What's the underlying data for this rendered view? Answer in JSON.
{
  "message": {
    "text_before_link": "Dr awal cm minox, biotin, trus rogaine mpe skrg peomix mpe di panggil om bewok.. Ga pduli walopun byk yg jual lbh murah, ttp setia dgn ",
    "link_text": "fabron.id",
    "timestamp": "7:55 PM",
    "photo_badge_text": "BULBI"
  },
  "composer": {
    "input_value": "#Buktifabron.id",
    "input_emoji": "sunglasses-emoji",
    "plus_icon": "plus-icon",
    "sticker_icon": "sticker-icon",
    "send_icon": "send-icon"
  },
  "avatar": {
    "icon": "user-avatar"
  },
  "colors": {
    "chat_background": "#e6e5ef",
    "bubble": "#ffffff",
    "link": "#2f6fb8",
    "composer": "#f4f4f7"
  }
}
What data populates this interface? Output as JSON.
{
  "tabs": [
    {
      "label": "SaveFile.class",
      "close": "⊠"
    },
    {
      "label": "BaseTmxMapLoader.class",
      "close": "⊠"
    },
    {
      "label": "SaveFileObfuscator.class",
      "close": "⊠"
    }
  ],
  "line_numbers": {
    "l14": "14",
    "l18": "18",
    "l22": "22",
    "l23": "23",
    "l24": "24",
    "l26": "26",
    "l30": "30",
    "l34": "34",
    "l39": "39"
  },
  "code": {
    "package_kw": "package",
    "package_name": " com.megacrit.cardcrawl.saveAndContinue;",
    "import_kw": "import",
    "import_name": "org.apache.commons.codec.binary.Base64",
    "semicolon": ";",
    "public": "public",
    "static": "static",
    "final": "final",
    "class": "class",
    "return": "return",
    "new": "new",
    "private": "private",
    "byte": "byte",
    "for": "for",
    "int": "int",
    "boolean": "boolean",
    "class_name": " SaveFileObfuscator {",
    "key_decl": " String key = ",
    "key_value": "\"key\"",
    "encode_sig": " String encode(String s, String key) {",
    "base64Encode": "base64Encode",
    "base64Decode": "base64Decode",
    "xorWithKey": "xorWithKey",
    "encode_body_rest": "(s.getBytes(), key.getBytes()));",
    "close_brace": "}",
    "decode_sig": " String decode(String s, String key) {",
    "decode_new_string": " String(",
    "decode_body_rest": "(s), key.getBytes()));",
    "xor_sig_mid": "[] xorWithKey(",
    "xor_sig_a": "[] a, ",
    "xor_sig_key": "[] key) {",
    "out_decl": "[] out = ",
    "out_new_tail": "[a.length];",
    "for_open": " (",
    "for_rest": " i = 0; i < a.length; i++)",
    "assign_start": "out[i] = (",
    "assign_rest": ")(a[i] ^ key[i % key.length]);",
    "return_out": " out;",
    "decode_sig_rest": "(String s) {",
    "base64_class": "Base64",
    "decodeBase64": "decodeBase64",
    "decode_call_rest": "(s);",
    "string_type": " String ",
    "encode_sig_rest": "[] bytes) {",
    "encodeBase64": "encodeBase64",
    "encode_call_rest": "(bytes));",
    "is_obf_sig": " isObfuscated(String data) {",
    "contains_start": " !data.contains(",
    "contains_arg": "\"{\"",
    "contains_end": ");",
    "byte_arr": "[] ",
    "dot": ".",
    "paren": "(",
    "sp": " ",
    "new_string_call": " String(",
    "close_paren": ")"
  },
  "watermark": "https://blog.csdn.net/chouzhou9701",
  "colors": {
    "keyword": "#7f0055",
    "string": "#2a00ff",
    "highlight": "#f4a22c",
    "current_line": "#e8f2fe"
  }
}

-.-.-

WHAT TO PRODUCE: Can you restate every record above word for word?

TASK RESULT:
What's the underlying data for this rendered view? Answer in JSON.
{
  "message": {
    "text_before_link": "Dr awal cm minox, biotin, trus rogaine mpe skrg peomix mpe di panggil om bewok.. Ga pduli walopun byk yg jual lbh murah, ttp setia dgn ",
    "link_text": "fabron.id",
    "timestamp": "7:55 PM",
    "photo_badge_text": "BULBI"
  },
  "composer": {
    "input_value": "#Buktifabron.id",
    "input_emoji": "sunglasses-emoji",
    "plus_icon": "plus-icon",
    "sticker_icon": "sticker-icon",
    "send_icon": "send-icon"
  },
  "avatar": {
    "icon": "user-avatar"
  },
  "colors": {
    "chat_background": "#e6e5ef",
    "bubble": "#ffffff",
    "link": "#2f6fb8",
    "composer": "#f4f4f7"
  }
}
What data populates this interface? Output as JSON.
{
  "tabs": [
    {
      "label": "SaveFile.class",
      "close": "⊠"
    },
    {
      "label": "BaseTmxMapLoader.class",
      "close": "⊠"
    },
    {
      "label": "SaveFileObfuscator.class",
      "close": "⊠"
    }
  ],
  "line_numbers": {
    "l14": "14",
    "l18": "18",
    "l22": "22",
    "l23": "23",
    "l24": "24",
    "l26": "26",
    "l30": "30",
    "l34": "34",
    "l39": "39"
  },
  "code": {
    "package_kw": "package",
    "package_name": " com.megacrit.cardcrawl.saveAndContinue;",
    "import_kw": "import",
    "import_name": "org.apache.commons.codec.binary.Base64",
    "semicolon": ";",
    "public": "public",
    "static": "static",
    "final": "final",
    "class": "class",
    "return": "return",
    "new": "new",
    "private": "private",
    "byte": "byte",
    "for": "for",
    "int": "int",
    "boolean": "boolean",
    "class_name": " SaveFileObfuscator {",
    "key_decl": " String key = ",
    "key_value": "\"key\"",
    "encode_sig": " String encode(String s, String key) {",
    "base64Encode": "base64Encode",
    "base64Decode": "base64Decode",
    "xorWithKey": "xorWithKey",
    "encode_body_rest": "(s.getBytes(), key.getBytes()));",
    "close_brace": "}",
    "decode_sig": " String decode(String s, String key) {",
    "decode_new_string": " String(",
    "decode_body_rest": "(s), key.getBytes()));",
    "xor_sig_mid": "[] xorWithKey(",
    "xor_sig_a": "[] a, ",
    "xor_sig_key": "[] key) {",
    "out_decl": "[] out = ",
    "out_new_tail": "[a.length];",
    "for_open": " (",
    "for_rest": " i = 0; i < a.length; i++)",
    "assign_start": "out[i] = (",
    "assign_rest": ")(a[i] ^ key[i % key.length]);",
    "return_out": " out;",
    "decode_sig_rest": "(String s) {",
    "base64_class": "Base64",
    "decodeBase64": "decodeBase64",
    "decode_call_rest": "(s);",
    "string_type": " String ",
    "encode_sig_rest": "[] bytes) {",
    "encodeBase64": "encodeBase64",
    "encode_call_rest": "(bytes));",
    "is_obf_sig": " isObfuscated(String data) {",
    "contains_start": " !data.contains(",
    "contains_arg": "\"{\"",
    "contains_end": ");",
    "byte_arr": "[] ",
    "dot": ".",
    "paren": "(",
    "sp": " ",
    "new_string_call": " String(",
    "close_paren": ")"
  },
  "watermark": "https://blog.csdn.net/chouzhou9701",
  "colors": {
    "keyword": "#7f0055",
    "string": "#2a00ff",
    "highlight": "#f4a22c",
    "current_line": "#e8f2fe"
  }
}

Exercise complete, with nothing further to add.